Tally up the lines carrying the string "name" and respond with only the resulting number.
************
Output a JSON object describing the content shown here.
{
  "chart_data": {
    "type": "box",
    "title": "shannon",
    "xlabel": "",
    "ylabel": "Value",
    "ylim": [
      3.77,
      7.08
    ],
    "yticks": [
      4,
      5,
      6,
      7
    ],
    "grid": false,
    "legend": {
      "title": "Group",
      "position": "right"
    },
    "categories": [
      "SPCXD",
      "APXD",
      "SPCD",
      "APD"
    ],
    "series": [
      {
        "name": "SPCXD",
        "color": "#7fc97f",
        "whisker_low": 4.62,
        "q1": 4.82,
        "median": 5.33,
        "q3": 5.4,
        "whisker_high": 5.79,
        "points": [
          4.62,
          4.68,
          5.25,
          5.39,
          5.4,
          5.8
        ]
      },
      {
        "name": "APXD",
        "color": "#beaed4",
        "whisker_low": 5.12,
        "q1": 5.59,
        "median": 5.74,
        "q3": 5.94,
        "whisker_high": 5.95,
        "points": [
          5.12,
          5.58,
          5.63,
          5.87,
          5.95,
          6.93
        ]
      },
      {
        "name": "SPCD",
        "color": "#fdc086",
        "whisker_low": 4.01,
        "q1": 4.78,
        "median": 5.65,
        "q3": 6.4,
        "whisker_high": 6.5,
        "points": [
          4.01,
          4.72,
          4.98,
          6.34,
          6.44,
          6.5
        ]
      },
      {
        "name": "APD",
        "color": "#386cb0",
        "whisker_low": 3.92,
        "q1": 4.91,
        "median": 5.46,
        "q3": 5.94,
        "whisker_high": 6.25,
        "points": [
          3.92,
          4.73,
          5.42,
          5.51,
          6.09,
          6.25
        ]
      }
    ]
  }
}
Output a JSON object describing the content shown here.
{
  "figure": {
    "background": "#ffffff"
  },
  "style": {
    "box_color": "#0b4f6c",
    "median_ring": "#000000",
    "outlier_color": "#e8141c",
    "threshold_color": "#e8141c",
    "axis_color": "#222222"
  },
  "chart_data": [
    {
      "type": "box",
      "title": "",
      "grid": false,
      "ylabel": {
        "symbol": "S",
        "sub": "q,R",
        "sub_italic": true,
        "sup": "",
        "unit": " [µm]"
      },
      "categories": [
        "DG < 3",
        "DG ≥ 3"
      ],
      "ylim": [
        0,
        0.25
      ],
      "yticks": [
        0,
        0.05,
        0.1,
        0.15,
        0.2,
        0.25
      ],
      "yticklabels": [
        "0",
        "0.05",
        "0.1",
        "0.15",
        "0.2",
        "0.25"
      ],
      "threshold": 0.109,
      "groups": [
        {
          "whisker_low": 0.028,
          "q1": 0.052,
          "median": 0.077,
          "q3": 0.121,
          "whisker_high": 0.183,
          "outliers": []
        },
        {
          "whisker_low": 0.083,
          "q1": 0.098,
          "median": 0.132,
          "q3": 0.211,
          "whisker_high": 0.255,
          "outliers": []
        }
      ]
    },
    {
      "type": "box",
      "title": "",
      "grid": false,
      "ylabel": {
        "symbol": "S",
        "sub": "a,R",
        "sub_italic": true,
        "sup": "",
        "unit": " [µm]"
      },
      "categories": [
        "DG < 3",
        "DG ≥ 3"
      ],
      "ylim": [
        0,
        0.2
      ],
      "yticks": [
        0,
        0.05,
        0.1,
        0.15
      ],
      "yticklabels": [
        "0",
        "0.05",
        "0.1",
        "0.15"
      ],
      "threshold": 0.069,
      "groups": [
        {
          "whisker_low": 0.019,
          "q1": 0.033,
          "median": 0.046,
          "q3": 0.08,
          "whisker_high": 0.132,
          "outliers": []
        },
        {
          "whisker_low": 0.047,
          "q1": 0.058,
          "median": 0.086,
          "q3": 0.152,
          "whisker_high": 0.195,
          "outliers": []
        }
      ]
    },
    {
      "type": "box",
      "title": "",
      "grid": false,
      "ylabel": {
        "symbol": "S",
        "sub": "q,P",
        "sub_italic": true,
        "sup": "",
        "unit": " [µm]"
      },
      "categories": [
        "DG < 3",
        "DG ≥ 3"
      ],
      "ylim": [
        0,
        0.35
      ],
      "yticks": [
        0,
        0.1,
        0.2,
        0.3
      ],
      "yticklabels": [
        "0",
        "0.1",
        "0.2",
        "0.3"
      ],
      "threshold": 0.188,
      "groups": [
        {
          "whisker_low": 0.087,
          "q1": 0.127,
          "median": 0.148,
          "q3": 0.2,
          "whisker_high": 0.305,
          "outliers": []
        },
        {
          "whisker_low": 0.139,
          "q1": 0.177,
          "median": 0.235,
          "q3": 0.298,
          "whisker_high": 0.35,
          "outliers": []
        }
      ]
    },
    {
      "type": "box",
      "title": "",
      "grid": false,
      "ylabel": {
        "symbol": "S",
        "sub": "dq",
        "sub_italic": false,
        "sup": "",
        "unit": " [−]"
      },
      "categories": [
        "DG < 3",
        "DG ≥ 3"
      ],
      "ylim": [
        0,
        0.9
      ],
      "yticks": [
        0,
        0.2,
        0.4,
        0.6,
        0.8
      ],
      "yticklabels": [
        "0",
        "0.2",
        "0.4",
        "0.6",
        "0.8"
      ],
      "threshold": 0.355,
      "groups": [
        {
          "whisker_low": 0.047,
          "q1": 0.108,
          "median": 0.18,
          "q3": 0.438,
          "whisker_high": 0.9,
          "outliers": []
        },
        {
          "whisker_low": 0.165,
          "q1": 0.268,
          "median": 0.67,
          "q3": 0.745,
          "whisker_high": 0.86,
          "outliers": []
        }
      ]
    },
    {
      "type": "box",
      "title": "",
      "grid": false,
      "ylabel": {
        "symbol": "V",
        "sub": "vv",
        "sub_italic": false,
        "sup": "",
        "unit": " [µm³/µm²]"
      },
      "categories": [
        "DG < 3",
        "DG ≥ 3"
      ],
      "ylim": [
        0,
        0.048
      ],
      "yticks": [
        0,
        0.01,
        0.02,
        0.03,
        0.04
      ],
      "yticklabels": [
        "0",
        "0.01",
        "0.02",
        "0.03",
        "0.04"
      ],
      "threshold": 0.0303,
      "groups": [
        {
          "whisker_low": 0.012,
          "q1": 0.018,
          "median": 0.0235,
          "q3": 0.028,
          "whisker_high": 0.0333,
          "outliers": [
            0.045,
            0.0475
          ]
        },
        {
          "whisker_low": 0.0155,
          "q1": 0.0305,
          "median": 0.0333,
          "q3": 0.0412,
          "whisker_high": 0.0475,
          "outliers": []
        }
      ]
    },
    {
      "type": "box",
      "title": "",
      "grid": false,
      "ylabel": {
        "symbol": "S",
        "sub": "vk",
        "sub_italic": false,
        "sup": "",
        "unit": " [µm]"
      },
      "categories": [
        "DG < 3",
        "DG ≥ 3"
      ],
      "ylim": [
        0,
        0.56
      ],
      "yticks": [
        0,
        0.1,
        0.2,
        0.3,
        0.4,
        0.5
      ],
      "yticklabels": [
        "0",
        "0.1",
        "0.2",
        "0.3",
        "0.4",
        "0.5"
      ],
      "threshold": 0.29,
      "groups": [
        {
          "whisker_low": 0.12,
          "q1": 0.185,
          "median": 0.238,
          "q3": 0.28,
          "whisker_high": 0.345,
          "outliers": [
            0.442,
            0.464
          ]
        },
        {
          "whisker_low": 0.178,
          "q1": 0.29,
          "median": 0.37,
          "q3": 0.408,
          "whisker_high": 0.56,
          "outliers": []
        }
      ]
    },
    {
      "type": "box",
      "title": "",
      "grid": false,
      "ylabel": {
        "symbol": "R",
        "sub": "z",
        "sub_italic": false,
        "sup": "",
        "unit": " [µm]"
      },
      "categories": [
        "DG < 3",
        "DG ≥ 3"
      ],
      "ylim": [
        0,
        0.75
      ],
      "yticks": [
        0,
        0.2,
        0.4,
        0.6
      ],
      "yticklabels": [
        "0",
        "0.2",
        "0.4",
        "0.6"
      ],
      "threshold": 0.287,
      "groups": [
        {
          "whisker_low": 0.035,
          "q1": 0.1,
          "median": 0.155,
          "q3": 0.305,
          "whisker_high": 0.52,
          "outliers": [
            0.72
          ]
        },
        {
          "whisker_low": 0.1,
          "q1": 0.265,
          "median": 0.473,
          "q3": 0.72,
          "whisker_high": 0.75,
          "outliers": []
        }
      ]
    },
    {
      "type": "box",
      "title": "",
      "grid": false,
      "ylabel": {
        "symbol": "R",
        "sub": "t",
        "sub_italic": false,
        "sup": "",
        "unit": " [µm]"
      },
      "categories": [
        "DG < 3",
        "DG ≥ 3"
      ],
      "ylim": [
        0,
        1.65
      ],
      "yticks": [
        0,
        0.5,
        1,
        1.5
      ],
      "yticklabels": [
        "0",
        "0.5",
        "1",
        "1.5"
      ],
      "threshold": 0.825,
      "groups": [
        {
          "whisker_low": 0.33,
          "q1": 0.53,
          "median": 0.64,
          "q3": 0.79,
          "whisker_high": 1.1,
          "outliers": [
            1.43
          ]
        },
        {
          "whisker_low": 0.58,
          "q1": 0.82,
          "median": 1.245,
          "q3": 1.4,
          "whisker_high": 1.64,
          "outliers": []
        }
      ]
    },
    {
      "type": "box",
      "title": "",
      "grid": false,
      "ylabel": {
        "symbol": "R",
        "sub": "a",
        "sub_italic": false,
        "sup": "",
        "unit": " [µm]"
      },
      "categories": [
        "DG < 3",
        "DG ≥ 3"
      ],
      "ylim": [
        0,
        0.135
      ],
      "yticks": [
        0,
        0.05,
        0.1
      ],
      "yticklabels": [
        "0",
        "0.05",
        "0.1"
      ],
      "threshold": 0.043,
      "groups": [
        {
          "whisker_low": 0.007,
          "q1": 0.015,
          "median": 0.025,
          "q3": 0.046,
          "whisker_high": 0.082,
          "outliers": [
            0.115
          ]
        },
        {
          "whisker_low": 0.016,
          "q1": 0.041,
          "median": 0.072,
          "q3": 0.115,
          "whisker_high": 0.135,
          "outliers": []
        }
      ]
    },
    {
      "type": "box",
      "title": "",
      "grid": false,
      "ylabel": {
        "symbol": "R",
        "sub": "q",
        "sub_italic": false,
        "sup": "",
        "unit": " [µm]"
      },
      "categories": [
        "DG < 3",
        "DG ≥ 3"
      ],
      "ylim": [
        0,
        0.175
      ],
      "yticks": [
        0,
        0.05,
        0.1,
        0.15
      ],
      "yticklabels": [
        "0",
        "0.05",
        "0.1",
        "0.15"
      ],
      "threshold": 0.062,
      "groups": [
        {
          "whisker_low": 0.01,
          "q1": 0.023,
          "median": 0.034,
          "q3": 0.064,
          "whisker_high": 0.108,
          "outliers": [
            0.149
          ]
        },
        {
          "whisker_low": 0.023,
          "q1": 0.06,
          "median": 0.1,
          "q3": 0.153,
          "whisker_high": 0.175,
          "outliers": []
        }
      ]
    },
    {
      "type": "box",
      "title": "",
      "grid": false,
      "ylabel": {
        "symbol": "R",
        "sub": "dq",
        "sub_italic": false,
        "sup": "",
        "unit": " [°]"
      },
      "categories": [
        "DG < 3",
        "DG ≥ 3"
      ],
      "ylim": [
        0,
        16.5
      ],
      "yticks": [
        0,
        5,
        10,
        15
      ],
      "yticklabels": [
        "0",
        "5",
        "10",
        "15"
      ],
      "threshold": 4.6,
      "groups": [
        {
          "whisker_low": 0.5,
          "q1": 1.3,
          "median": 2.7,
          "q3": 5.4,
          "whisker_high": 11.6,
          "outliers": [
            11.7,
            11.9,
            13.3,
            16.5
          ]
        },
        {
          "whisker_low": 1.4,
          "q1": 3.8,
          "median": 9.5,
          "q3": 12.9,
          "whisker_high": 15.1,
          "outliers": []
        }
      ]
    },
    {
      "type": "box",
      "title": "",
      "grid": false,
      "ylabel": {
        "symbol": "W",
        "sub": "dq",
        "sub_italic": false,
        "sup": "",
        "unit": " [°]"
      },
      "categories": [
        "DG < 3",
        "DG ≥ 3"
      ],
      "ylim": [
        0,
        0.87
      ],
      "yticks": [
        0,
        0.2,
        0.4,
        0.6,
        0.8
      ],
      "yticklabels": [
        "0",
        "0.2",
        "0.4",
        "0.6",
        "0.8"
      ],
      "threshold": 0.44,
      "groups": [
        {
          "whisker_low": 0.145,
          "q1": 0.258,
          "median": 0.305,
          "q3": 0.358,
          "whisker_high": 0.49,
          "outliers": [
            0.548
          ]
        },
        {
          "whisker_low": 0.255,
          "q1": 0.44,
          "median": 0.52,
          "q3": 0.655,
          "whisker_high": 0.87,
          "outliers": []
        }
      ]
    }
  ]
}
************
:: Finished answer ::
4